> [EXERCISE GOAL]
For the string "Jeollabukdo", state the number of lines in the data that contain it, and nothing else.

> [RECORDS FOR THIS TASK]
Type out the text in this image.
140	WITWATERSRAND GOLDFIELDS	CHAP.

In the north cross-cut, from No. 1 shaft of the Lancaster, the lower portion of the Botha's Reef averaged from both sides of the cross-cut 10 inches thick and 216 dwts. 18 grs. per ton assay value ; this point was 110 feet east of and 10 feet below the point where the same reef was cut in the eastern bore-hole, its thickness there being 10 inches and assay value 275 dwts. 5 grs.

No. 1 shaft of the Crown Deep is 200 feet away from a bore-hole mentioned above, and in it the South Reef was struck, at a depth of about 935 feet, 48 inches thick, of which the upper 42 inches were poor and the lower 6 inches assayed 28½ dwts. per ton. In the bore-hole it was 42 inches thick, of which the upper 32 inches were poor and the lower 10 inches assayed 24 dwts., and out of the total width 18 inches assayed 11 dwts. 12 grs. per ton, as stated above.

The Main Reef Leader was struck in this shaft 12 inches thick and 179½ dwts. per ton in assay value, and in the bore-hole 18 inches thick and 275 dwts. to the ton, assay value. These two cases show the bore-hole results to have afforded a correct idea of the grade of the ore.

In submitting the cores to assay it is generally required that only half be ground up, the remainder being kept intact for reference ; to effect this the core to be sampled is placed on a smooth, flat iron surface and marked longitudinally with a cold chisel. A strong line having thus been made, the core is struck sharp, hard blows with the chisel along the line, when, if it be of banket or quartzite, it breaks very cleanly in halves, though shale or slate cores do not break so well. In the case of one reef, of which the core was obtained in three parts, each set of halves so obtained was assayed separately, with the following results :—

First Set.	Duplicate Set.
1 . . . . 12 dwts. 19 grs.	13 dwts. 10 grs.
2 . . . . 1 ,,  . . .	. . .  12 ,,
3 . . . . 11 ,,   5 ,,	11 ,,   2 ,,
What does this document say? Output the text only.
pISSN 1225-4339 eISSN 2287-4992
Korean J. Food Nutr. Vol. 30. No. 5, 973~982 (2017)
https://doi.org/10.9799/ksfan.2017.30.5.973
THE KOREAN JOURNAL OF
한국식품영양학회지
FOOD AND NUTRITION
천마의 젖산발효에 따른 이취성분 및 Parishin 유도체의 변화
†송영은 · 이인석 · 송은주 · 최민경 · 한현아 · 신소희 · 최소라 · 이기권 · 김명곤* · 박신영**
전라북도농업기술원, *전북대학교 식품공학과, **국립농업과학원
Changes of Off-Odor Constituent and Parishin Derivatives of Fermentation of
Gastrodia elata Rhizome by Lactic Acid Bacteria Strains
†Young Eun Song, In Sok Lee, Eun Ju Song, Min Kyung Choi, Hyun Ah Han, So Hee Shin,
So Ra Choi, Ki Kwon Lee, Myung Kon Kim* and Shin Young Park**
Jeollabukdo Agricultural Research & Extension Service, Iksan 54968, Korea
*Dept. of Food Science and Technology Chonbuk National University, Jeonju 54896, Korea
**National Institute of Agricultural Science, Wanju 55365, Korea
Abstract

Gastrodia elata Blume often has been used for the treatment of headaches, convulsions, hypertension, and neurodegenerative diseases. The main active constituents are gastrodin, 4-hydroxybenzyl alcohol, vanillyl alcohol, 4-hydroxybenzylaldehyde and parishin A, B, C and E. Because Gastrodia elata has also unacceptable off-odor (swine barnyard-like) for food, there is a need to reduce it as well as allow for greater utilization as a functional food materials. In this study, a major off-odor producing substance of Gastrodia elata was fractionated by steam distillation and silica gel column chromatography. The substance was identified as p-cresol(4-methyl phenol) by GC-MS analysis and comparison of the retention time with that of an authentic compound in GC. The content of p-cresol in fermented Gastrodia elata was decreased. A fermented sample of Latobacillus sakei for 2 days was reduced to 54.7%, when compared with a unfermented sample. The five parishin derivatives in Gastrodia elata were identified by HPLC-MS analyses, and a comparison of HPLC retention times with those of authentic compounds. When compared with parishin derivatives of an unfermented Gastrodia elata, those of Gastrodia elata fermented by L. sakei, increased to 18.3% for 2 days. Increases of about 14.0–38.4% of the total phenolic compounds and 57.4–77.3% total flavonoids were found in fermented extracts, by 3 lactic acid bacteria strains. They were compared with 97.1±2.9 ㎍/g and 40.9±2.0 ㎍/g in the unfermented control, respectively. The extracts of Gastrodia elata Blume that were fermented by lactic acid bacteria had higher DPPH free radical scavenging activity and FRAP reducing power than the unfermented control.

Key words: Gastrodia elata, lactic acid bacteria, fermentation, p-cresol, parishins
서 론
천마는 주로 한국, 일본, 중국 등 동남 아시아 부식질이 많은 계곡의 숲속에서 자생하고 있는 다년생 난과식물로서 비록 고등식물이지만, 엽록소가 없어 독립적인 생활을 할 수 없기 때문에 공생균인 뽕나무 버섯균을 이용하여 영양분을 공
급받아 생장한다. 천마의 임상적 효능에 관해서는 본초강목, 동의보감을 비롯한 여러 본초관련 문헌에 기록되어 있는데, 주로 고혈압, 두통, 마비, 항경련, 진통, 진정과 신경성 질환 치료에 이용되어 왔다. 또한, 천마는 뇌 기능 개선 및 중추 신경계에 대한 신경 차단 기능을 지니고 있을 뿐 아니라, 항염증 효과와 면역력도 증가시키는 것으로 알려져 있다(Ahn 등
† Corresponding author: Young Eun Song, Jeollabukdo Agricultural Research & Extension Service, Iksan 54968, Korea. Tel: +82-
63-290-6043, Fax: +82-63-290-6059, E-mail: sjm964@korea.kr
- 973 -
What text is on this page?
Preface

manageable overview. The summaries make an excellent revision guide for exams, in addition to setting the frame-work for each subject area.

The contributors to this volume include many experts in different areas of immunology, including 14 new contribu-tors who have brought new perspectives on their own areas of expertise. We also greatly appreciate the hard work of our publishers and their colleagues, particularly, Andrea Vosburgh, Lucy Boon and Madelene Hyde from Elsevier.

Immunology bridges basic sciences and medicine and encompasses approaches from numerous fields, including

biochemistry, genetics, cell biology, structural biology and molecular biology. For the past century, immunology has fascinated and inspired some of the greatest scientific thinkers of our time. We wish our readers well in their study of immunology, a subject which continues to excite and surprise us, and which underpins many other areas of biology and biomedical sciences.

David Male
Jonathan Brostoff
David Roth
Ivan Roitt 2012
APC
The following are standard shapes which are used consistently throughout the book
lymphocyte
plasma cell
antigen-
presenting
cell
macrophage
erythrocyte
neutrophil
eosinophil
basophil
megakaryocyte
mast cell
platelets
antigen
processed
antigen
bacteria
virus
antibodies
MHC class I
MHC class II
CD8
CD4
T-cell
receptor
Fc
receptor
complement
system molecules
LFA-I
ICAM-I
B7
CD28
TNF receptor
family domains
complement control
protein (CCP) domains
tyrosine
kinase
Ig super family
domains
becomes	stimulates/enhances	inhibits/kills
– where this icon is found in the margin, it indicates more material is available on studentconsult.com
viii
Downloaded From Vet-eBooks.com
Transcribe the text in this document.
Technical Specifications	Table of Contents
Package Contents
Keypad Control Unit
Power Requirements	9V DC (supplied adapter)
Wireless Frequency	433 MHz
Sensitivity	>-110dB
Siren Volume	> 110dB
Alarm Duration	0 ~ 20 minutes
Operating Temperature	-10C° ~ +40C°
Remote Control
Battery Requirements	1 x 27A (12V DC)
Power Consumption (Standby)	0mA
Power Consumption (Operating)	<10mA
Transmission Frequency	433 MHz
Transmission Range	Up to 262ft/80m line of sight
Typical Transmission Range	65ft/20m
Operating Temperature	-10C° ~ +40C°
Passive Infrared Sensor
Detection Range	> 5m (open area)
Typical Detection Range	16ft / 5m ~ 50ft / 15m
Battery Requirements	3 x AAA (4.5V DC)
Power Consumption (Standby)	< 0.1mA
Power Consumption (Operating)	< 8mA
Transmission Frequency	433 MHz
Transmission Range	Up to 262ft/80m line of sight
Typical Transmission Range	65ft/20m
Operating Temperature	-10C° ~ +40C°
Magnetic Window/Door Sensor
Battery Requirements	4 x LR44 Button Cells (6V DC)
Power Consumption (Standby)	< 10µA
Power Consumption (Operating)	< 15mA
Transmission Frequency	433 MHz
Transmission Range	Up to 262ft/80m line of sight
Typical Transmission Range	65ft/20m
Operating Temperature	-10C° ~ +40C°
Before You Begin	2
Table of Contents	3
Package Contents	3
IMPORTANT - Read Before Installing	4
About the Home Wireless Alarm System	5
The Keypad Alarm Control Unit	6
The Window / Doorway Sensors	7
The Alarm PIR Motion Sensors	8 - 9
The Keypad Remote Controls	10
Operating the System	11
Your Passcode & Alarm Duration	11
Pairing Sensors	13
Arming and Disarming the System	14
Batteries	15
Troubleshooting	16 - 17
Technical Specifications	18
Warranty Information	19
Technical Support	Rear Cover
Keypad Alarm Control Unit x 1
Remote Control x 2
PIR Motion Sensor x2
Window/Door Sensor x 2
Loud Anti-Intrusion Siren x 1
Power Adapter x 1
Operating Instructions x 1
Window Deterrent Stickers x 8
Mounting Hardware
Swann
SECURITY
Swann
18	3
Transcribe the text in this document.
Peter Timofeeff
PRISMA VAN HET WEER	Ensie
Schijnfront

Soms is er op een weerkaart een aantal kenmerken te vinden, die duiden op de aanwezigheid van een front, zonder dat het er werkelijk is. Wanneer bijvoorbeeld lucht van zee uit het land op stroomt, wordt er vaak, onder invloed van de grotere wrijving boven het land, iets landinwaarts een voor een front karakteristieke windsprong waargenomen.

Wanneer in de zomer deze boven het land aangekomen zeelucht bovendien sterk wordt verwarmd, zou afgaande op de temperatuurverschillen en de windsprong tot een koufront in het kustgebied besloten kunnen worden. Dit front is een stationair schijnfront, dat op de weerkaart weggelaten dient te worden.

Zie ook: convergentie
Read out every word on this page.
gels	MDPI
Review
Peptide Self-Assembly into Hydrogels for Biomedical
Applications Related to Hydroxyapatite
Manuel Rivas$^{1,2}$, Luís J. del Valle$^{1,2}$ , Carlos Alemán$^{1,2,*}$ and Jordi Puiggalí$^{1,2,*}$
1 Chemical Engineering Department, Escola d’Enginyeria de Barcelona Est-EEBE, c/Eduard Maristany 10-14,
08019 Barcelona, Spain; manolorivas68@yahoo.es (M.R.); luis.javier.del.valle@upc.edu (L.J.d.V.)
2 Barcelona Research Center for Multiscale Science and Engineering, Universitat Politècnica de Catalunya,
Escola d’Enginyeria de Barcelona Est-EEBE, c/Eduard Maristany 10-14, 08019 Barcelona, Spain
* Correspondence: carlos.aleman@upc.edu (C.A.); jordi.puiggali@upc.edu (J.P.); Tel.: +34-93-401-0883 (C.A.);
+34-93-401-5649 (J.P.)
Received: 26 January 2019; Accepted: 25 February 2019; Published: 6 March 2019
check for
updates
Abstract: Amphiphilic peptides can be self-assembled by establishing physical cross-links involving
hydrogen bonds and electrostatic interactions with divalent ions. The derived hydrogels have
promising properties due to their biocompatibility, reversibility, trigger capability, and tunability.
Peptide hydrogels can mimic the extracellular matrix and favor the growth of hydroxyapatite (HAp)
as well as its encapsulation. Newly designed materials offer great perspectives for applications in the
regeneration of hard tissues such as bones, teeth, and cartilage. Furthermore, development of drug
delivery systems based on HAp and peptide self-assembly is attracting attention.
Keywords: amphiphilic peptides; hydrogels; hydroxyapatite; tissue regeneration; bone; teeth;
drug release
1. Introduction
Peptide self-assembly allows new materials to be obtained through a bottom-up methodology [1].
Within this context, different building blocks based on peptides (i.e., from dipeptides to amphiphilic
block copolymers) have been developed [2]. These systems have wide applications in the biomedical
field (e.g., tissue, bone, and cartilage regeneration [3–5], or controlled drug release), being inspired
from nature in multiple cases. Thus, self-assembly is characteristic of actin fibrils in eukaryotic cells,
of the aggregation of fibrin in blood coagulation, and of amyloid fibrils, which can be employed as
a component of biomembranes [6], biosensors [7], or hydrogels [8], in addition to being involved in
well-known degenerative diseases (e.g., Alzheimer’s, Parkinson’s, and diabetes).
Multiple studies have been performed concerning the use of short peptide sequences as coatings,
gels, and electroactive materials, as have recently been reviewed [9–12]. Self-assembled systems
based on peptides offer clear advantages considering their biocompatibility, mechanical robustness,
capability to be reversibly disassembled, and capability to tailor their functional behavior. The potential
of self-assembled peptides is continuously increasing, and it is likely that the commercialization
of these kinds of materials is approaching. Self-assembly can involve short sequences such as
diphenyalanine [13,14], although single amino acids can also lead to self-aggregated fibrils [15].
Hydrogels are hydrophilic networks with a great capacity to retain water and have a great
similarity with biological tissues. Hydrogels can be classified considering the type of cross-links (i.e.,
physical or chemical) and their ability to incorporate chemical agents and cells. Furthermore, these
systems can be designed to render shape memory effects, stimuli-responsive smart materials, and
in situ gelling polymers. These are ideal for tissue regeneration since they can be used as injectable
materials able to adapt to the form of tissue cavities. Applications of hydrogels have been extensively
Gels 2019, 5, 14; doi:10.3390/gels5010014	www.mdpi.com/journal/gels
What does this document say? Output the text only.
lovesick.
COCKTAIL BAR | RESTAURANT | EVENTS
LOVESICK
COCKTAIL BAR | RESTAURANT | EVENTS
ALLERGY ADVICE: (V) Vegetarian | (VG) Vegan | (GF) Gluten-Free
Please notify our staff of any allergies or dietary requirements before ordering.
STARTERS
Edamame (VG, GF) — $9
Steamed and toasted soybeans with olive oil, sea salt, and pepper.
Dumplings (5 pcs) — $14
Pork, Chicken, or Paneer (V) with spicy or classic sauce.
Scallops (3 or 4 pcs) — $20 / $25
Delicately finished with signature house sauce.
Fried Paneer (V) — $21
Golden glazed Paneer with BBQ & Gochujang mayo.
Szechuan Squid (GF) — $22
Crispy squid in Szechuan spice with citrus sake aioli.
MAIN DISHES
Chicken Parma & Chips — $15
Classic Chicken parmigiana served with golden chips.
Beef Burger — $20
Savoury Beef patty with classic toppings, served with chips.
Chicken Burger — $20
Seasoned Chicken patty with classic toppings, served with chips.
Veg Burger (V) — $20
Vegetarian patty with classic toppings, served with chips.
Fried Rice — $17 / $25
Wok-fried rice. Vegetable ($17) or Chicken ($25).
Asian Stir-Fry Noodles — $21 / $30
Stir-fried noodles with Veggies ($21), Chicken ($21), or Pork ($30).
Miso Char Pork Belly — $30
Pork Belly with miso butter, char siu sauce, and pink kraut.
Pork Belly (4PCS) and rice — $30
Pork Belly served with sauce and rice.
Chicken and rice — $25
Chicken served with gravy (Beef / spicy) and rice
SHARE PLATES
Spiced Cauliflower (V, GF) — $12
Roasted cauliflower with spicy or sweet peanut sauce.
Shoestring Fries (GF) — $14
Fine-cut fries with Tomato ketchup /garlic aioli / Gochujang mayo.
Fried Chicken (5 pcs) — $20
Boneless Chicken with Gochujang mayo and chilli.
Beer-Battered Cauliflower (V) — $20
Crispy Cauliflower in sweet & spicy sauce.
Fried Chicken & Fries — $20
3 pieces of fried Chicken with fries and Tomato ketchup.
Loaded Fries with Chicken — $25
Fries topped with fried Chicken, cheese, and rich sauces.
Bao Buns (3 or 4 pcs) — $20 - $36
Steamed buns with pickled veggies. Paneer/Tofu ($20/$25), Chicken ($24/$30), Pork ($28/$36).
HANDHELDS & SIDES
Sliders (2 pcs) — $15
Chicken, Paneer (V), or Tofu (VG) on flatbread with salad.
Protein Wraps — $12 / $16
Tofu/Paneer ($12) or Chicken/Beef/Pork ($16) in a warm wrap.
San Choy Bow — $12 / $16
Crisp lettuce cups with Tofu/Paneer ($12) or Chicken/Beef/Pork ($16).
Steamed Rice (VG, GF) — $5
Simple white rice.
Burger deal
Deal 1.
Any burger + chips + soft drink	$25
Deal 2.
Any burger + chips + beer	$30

> [FINISHED TASK]
2